PROVIDED PASSAGE:
------------------------------------------------
The ACC announced the one-game suspension for a “flagrant act” about four hours after ninth-seeded Syracuse beat eighth-seeded Florida State 96-57 to advance to the quarterfinals Thursday at Barclays Center.

The senior, the son of Orange coach Jim Boeheim, earlier released a statement acknowledging he was wrong.

“In the heat of today’s game, after some shoving in the lane, I swung my arm while turning to go back up court. It was wrong to act out in frustration,” Boeheim said in a statement posted on Syracuse basketball’s Twitter account. “I apologized to Wyatt Wilkes multiple times in the handshake line. He said not to worry about it, but I know it was wrong.”

If the Orange (16-16) lose to Duke, Boeheim is likely to have played his last college game. He has indicated several times this season he did not intend to take advantage of the extra year of eligibility the NCAA granted athletes for competing during the pandemic-altered 2020-21 season.

Syracuse is not in contention for an at-large bid to the NCAA Tournament and the NIT also seems unlikely if the Orange fall below .500 with a loss to Duke.

Boeheim was not called for a foul on the play, which happened after Syracuse made a basket.
------------------------------------------------
TASK REQUIREMENTS:
Answer these questions from the suspension report:
(a) By what score did Syracuse beat Florida State?
(b) On whose Twitter account was the statement posted?
(c) What is the Orange's record?

Data extracted from a collection:
------------------------------------------------
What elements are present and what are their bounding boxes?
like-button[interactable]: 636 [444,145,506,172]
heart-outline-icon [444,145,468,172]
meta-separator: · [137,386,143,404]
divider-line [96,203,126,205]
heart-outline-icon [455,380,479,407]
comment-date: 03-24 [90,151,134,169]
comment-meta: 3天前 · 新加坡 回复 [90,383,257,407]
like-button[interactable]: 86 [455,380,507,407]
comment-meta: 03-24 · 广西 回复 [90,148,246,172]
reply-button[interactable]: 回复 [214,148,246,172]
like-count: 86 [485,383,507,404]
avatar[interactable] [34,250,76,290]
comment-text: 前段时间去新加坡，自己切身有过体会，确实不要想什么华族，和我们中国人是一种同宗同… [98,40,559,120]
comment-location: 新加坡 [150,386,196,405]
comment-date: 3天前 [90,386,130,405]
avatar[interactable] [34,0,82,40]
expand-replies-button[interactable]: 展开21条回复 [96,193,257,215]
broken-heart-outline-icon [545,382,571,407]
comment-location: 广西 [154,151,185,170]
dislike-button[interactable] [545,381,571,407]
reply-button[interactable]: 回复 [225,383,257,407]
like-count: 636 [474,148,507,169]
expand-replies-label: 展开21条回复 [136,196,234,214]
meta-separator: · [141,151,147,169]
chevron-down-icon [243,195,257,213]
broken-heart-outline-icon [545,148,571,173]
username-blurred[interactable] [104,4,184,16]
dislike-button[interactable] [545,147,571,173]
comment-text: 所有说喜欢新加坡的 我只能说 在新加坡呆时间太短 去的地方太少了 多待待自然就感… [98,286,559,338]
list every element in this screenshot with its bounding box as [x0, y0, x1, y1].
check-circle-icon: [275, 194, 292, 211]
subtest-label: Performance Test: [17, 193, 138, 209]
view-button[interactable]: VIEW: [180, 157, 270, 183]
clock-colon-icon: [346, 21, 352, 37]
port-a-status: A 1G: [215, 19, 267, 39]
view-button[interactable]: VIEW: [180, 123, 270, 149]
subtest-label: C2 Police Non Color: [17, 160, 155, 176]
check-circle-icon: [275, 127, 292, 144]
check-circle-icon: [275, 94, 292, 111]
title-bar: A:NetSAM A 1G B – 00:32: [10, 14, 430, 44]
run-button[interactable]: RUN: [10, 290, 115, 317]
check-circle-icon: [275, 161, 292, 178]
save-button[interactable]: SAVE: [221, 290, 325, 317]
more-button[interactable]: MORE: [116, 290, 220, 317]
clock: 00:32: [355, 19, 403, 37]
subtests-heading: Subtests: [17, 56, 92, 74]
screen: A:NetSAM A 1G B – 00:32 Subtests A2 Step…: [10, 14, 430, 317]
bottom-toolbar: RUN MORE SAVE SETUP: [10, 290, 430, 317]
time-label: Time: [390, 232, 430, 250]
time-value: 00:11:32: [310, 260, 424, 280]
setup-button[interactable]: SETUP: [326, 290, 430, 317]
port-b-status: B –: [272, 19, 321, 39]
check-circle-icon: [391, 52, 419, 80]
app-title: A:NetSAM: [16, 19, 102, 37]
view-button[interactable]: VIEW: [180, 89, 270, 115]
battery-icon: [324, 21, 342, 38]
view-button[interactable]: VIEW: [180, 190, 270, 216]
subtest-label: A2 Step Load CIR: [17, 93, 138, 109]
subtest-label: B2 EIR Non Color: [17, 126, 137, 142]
------------------------------------------------
WORKED SOLUTION:
(a) 96-57
(b) Syracuse basketball's
(c) 16-16